> **Short task**:
Extract each record and reproduce it exactly.

⟨

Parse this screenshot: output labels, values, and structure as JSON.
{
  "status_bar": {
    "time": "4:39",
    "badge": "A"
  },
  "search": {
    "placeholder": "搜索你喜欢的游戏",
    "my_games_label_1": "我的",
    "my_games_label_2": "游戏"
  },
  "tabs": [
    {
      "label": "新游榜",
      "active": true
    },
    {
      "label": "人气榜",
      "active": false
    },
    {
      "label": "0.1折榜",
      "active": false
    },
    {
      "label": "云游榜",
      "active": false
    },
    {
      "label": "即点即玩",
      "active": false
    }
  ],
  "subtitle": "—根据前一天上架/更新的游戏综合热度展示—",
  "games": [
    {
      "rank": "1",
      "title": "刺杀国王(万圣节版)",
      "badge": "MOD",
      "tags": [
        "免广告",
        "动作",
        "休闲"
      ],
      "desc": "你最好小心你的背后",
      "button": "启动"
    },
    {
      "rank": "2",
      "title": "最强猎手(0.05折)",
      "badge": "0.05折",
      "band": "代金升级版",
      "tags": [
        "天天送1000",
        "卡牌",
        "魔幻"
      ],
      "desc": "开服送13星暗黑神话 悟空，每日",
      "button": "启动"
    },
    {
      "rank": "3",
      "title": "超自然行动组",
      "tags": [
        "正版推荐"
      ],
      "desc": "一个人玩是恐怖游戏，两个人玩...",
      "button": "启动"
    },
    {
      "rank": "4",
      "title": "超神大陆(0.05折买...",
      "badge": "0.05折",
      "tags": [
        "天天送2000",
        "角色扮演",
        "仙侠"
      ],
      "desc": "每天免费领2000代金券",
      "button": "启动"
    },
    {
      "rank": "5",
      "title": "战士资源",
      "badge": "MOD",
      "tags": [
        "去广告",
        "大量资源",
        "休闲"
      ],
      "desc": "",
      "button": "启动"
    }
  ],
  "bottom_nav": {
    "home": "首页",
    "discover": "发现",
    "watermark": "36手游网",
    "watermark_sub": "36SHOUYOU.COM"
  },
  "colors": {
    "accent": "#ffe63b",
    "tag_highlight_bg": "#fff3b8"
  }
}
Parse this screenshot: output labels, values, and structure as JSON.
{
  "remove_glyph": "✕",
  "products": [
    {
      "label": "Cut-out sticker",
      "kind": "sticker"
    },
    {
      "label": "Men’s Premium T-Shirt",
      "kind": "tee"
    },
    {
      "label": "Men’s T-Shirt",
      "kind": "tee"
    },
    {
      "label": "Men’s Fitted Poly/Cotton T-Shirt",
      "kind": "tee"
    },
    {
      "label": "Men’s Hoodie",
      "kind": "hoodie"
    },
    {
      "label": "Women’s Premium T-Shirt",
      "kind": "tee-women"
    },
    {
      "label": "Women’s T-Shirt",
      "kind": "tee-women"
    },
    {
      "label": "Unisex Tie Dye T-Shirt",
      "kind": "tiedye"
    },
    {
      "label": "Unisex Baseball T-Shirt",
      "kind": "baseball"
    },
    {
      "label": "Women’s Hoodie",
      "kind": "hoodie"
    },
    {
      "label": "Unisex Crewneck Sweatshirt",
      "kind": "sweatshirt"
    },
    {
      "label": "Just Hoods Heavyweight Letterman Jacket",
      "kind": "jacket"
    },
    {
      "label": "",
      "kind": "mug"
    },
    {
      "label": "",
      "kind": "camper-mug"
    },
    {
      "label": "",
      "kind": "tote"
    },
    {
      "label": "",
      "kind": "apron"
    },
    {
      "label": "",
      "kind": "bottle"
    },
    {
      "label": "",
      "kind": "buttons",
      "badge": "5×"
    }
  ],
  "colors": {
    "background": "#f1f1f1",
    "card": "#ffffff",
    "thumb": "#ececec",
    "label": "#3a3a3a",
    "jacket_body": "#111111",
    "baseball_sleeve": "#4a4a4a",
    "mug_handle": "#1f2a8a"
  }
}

⟩

> **Exercise answer**:
Parse this screenshot: output labels, values, and structure as JSON.
{
  "status_bar": {
    "time": "4:39",
    "badge": "A"
  },
  "search": {
    "placeholder": "搜索你喜欢的游戏",
    "my_games_label_1": "我的",
    "my_games_label_2": "游戏"
  },
  "tabs": [
    {
      "label": "新游榜",
      "active": true
    },
    {
      "label": "人气榜",
      "active": false
    },
    {
      "label": "0.1折榜",
      "active": false
    },
    {
      "label": "云游榜",
      "active": false
    },
    {
      "label": "即点即玩",
      "active": false
    }
  ],
  "subtitle": "—根据前一天上架/更新的游戏综合热度展示—",
  "games": [
    {
      "rank": "1",
      "title": "刺杀国王(万圣节版)",
      "badge": "MOD",
      "tags": [
        "免广告",
        "动作",
        "休闲"
      ],
      "desc": "你最好小心你的背后",
      "button": "启动"
    },
    {
      "rank": "2",
      "title": "最强猎手(0.05折)",
      "badge": "0.05折",
      "band": "代金升级版",
      "tags": [
        "天天送1000",
        "卡牌",
        "魔幻"
      ],
      "desc": "开服送13星暗黑神话 悟空，每日",
      "button": "启动"
    },
    {
      "rank": "3",
      "title": "超自然行动组",
      "tags": [
        "正版推荐"
      ],
      "desc": "一个人玩是恐怖游戏，两个人玩...",
      "button": "启动"
    },
    {
      "rank": "4",
      "title": "超神大陆(0.05折买...",
      "badge": "0.05折",
      "tags": [
        "天天送2000",
        "角色扮演",
        "仙侠"
      ],
      "desc": "每天免费领2000代金券",
      "button": "启动"
    },
    {
      "rank": "5",
      "title": "战士资源",
      "badge": "MOD",
      "tags": [
        "去广告",
        "大量资源",
        "休闲"
      ],
      "desc": "",
      "button": "启动"
    }
  ],
  "bottom_nav": {
    "home": "首页",
    "discover": "发现",
    "watermark": "36手游网",
    "watermark_sub": "36SHOUYOU.COM"
  },
  "colors": {
    "accent": "#ffe63b",
    "tag_highlight_bg": "#fff3b8"
  }
}
Parse this screenshot: output labels, values, and structure as JSON.
{
  "remove_glyph": "✕",
  "products": [
    {
      "label": "Cut-out sticker",
      "kind": "sticker"
    },
    {
      "label": "Men’s Premium T-Shirt",
      "kind": "tee"
    },
    {
      "label": "Men’s T-Shirt",
      "kind": "tee"
    },
    {
      "label": "Men’s Fitted Poly/Cotton T-Shirt",
      "kind": "tee"
    },
    {
      "label": "Men’s Hoodie",
      "kind": "hoodie"
    },
    {
      "label": "Women’s Premium T-Shirt",
      "kind": "tee-women"
    },
    {
      "label": "Women’s T-Shirt",
      "kind": "tee-women"
    },
    {
      "label": "Unisex Tie Dye T-Shirt",
      "kind": "tiedye"
    },
    {
      "label": "Unisex Baseball T-Shirt",
      "kind": "baseball"
    },
    {
      "label": "Women’s Hoodie",
      "kind": "hoodie"
    },
    {
      "label": "Unisex Crewneck Sweatshirt",
      "kind": "sweatshirt"
    },
    {
      "label": "Just Hoods Heavyweight Letterman Jacket",
      "kind": "jacket"
    },
    {
      "label": "",
      "kind": "mug"
    },
    {
      "label": "",
      "kind": "camper-mug"
    },
    {
      "label": "",
      "kind": "tote"
    },
    {
      "label": "",
      "kind": "apron"
    },
    {
      "label": "",
      "kind": "bottle"
    },
    {
      "label": "",
      "kind": "buttons",
      "badge": "5×"
    }
  ],
  "colors": {
    "background": "#f1f1f1",
    "card": "#ffffff",
    "thumb": "#ececec",
    "label": "#3a3a3a",
    "jacket_body": "#111111",
    "baseball_sleeve": "#4a4a4a",
    "mug_handle": "#1f2a8a"
  }
}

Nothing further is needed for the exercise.